_DESCRIPTION OF THE TASK_
Write out, precisely and in full, each line of the material.

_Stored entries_

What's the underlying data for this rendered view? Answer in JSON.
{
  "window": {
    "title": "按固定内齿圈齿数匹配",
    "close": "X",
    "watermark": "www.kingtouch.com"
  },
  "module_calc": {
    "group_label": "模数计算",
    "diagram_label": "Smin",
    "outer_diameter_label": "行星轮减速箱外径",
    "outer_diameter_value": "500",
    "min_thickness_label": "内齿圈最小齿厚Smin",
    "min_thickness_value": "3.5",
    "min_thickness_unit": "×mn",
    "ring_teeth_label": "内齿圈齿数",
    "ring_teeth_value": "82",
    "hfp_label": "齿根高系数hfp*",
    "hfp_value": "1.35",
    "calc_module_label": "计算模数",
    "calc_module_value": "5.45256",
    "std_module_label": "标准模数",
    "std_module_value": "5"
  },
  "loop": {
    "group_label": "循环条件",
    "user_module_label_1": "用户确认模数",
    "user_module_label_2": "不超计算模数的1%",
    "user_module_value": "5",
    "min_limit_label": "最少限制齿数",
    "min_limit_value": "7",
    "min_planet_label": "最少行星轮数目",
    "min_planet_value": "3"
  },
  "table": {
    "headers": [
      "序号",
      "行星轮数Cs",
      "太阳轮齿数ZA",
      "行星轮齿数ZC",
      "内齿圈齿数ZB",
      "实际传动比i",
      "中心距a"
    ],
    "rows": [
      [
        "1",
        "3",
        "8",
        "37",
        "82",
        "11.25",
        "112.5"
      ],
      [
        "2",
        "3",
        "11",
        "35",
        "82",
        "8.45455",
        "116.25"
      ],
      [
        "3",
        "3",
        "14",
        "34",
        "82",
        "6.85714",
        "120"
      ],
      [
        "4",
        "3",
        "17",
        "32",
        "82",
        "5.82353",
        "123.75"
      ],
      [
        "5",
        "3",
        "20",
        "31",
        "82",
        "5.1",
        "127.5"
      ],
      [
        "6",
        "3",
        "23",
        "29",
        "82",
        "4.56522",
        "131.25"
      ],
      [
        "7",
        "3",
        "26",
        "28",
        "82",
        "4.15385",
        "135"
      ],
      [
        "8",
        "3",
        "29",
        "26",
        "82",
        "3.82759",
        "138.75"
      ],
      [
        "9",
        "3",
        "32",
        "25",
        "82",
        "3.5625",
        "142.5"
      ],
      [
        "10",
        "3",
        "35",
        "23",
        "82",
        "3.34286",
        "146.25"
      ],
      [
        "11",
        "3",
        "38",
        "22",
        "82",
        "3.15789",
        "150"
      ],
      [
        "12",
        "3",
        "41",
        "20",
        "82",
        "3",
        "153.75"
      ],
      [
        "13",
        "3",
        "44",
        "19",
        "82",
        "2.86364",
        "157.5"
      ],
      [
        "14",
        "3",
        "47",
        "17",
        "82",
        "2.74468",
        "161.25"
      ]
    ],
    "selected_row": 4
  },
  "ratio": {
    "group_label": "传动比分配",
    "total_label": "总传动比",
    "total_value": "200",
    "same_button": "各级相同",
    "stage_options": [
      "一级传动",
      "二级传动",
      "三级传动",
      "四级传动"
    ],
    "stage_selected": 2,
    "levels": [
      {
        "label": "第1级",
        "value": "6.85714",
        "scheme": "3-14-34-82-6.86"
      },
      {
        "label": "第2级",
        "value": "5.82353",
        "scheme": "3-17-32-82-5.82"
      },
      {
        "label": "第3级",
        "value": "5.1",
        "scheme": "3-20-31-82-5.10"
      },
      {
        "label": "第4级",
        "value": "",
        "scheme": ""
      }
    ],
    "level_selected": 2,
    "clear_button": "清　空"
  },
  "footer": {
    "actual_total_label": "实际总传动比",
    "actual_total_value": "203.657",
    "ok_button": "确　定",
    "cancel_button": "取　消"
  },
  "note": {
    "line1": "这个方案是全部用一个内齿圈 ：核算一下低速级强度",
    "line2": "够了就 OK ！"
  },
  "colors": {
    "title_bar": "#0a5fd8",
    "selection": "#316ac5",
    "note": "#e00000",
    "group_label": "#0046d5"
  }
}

_EXERCISE ANSWER_
What's the underlying data for this rendered view? Answer in JSON.
{
  "window": {
    "title": "按固定内齿圈齿数匹配",
    "close": "X",
    "watermark": "www.kingtouch.com"
  },
  "module_calc": {
    "group_label": "模数计算",
    "diagram_label": "Smin",
    "outer_diameter_label": "行星轮减速箱外径",
    "outer_diameter_value": "500",
    "min_thickness_label": "内齿圈最小齿厚Smin",
    "min_thickness_value": "3.5",
    "min_thickness_unit": "×mn",
    "ring_teeth_label": "内齿圈齿数",
    "ring_teeth_value": "82",
    "hfp_label": "齿根高系数hfp*",
    "hfp_value": "1.35",
    "calc_module_label": "计算模数",
    "calc_module_value": "5.45256",
    "std_module_label": "标准模数",
    "std_module_value": "5"
  },
  "loop": {
    "group_label": "循环条件",
    "user_module_label_1": "用户确认模数",
    "user_module_label_2": "不超计算模数的1%",
    "user_module_value": "5",
    "min_limit_label": "最少限制齿数",
    "min_limit_value": "7",
    "min_planet_label": "最少行星轮数目",
    "min_planet_value": "3"
  },
  "table": {
    "headers": [
      "序号",
      "行星轮数Cs",
      "太阳轮齿数ZA",
      "行星轮齿数ZC",
      "内齿圈齿数ZB",
      "实际传动比i",
      "中心距a"
    ],
    "rows": [
      [
        "1",
        "3",
        "8",
        "37",
        "82",
        "11.25",
        "112.5"
      ],
      [
        "2",
        "3",
        "11",
        "35",
        "82",
        "8.45455",
        "116.25"
      ],
      [
        "3",
        "3",
        "14",
        "34",
        "82",
        "6.85714",
        "120"
      ],
      [
        "4",
        "3",
        "17",
        "32",
        "82",
        "5.82353",
        "123.75"
      ],
      [
        "5",
        "3",
        "20",
        "31",
        "82",
        "5.1",
        "127.5"
      ],
      [
        "6",
        "3",
        "23",
        "29",
        "82",
        "4.56522",
        "131.25"
      ],
      [
        "7",
        "3",
        "26",
        "28",
        "82",
        "4.15385",
        "135"
      ],
      [
        "8",
        "3",
        "29",
        "26",
        "82",
        "3.82759",
        "138.75"
      ],
      [
        "9",
        "3",
        "32",
        "25",
        "82",
        "3.5625",
        "142.5"
      ],
      [
        "10",
        "3",
        "35",
        "23",
        "82",
        "3.34286",
        "146.25"
      ],
      [
        "11",
        "3",
        "38",
        "22",
        "82",
        "3.15789",
        "150"
      ],
      [
        "12",
        "3",
        "41",
        "20",
        "82",
        "3",
        "153.75"
      ],
      [
        "13",
        "3",
        "44",
        "19",
        "82",
        "2.86364",
        "157.5"
      ],
      [
        "14",
        "3",
        "47",
        "17",
        "82",
        "2.74468",
        "161.25"
      ]
    ],
    "selected_row": 4
  },
  "ratio": {
    "group_label": "传动比分配",
    "total_label": "总传动比",
    "total_value": "200",
    "same_button": "各级相同",
    "stage_options": [
      "一级传动",
      "二级传动",
      "三级传动",
      "四级传动"
    ],
    "stage_selected": 2,
    "levels": [
      {
        "label": "第1级",
        "value": "6.85714",
        "scheme": "3-14-34-82-6.86"
      },
      {
        "label": "第2级",
        "value": "5.82353",
        "scheme": "3-17-32-82-5.82"
      },
      {
        "label": "第3级",
        "value": "5.1",
        "scheme": "3-20-31-82-5.10"
      },
      {
        "label": "第4级",
        "value": "",
        "scheme": ""
      }
    ],
    "level_selected": 2,
    "clear_button": "清　空"
  },
  "footer": {
    "actual_total_label": "实际总传动比",
    "actual_total_value": "203.657",
    "ok_button": "确　定",
    "cancel_button": "取　消"
  },
  "note": {
    "line1": "这个方案是全部用一个内齿圈 ：核算一下低速级强度",
    "line2": "够了就 OK ！"
  },
  "colors": {
    "title_bar": "#0a5fd8",
    "selection": "#316ac5",
    "note": "#e00000",
    "group_label": "#0046d5"
  }
}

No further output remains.